EXERCISE DIRECTIONS:
Copy the items below without changes, from the line with "button-separator [4,271,378,275]" up to and including the line with "com1-combobox[interactable]: PTZ [111,132,361,170]".

DATA IN THIS EXERCISE:
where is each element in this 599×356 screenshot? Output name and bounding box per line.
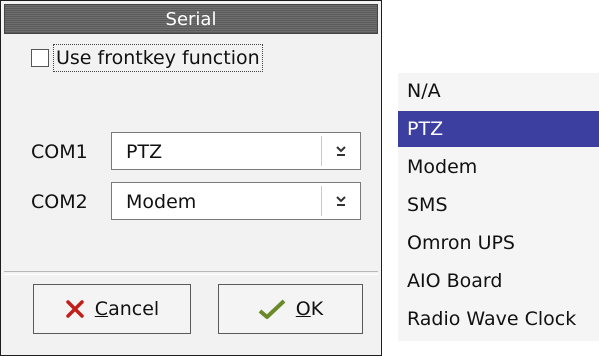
button-separator [4,271,378,275]
ok-button-label: OK [295,298,324,320]
dropdown-item-aio-board[interactable]: AIO Board [398,263,599,299]
dropdown-item-radio-wave-clock[interactable]: Radio Wave Clock [398,301,599,337]
frontkey-checkbox[interactable] [31,49,49,67]
frontkey-checkbox-label[interactable]: Use frontkey function [53,44,263,72]
ok-button[interactable]: OK [218,284,363,334]
com1-label: COM1 [31,141,88,163]
dropdown-item-modem[interactable]: Modem [398,149,599,185]
check-icon [258,299,286,319]
cancel-button[interactable]: Cancel [33,284,191,334]
com2-value: Modem [126,191,197,213]
cancel-button-label: Cancel [94,298,160,320]
com-dropdown-list[interactable]: N/A PTZ Modem SMS Omron UPS AIO Board Ra… [398,73,599,341]
com1-value: PTZ [126,141,163,163]
window-title: Serial [165,9,217,30]
com2-label: COM2 [31,191,88,213]
x-icon [66,300,84,318]
com2-dropdown-button[interactable] [322,183,360,219]
frontkey-checkbox-row[interactable]: Use frontkey function [31,43,263,73]
chevron-down-icon [336,146,346,156]
title-bar[interactable]: Serial [4,4,378,34]
com1-dropdown-button[interactable] [322,133,360,169]
com2-combobox[interactable]: Modem [111,182,361,220]
chevron-down-icon [336,196,346,206]
dropdown-item-ptz[interactable]: PTZ [398,111,599,147]
com1-combobox[interactable]: PTZ [111,132,361,170]
dropdown-item-na[interactable]: N/A [398,73,599,109]
dropdown-item-sms[interactable]: SMS [398,187,599,223]
serial-dialog: Serial Use frontkey function COM1 PTZ CO… [0,0,382,356]
dropdown-item-omron-ups[interactable]: Omron UPS [398,225,599,261]
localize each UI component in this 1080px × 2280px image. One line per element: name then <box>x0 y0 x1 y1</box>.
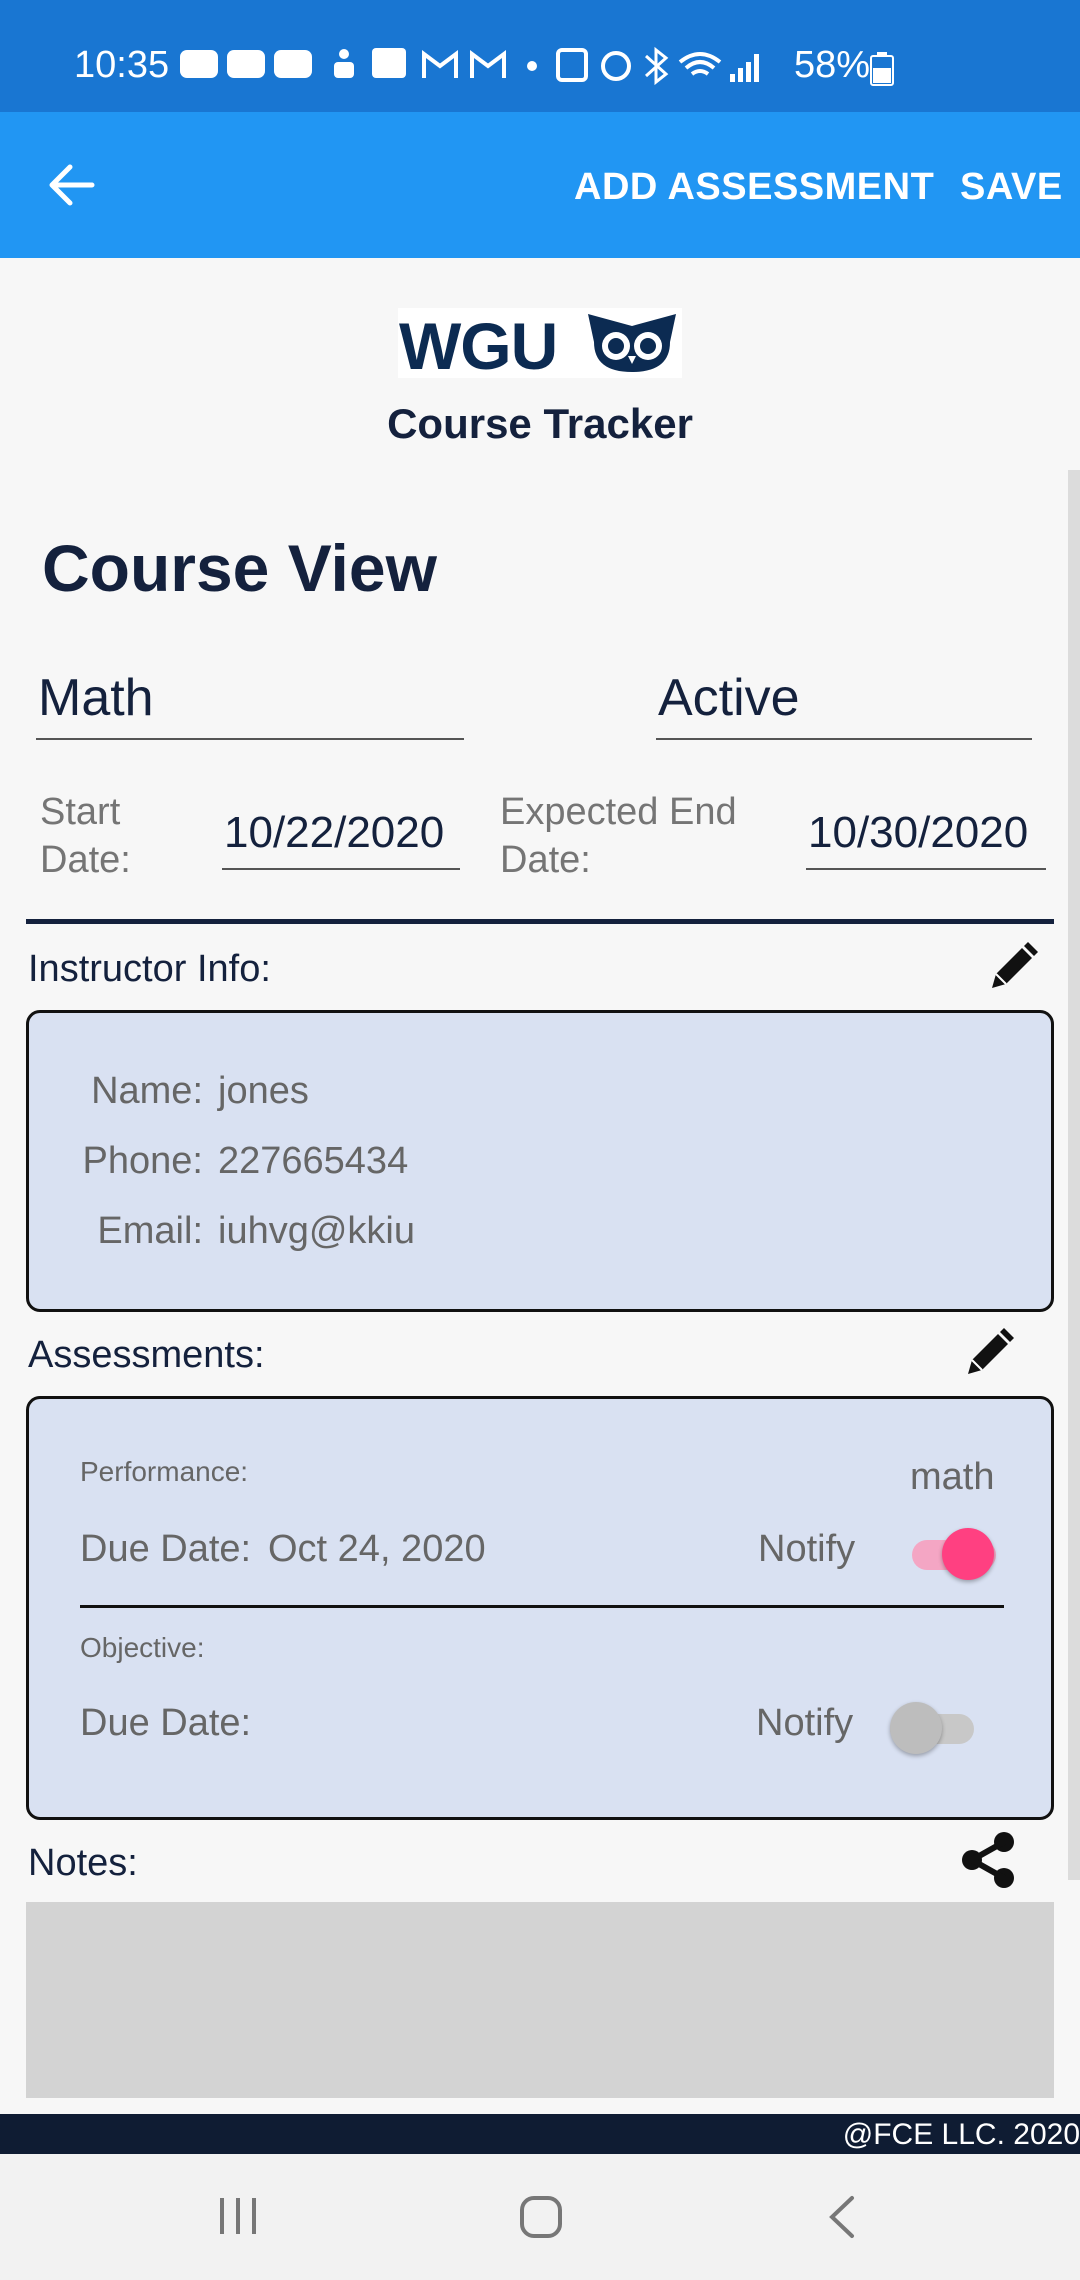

EXERCISE SOLUTION:
button-separator [4,271,378,275]
ok-button-label: OK [295,298,324,320]
dropdown-item-aio-board[interactable]: AIO Board [398,263,599,299]
dropdown-item-radio-wave-clock[interactable]: Radio Wave Clock [398,301,599,337]
frontkey-checkbox[interactable] [31,49,49,67]
frontkey-checkbox-label[interactable]: Use frontkey function [53,44,263,72]
ok-button[interactable]: OK [218,284,363,334]
com1-label: COM1 [31,141,88,163]
dropdown-item-modem[interactable]: Modem [398,149,599,185]
check-icon [258,299,286,319]
cancel-button[interactable]: Cancel [33,284,191,334]
com2-value: Modem [126,191,197,213]
cancel-button-label: Cancel [94,298,160,320]
com-dropdown-list[interactable]: N/A PTZ Modem SMS Omron UPS AIO Board Ra… [398,73,599,341]
com1-value: PTZ [126,141,163,163]
window-title: Serial [165,9,217,30]
com2-label: COM2 [31,191,88,213]
x-icon [66,300,84,318]
com2-dropdown-button[interactable] [322,183,360,219]
frontkey-checkbox-row[interactable]: Use frontkey function [31,43,263,73]
chevron-down-icon [336,146,346,156]
title-bar[interactable]: Serial [4,4,378,34]
com1-dropdown-button[interactable] [322,133,360,169]
com2-combobox[interactable]: Modem [111,182,361,220]
chevron-down-icon [336,196,346,206]
dropdown-item-ptz[interactable]: PTZ [398,111,599,147]
com1-combobox[interactable]: PTZ [111,132,361,170]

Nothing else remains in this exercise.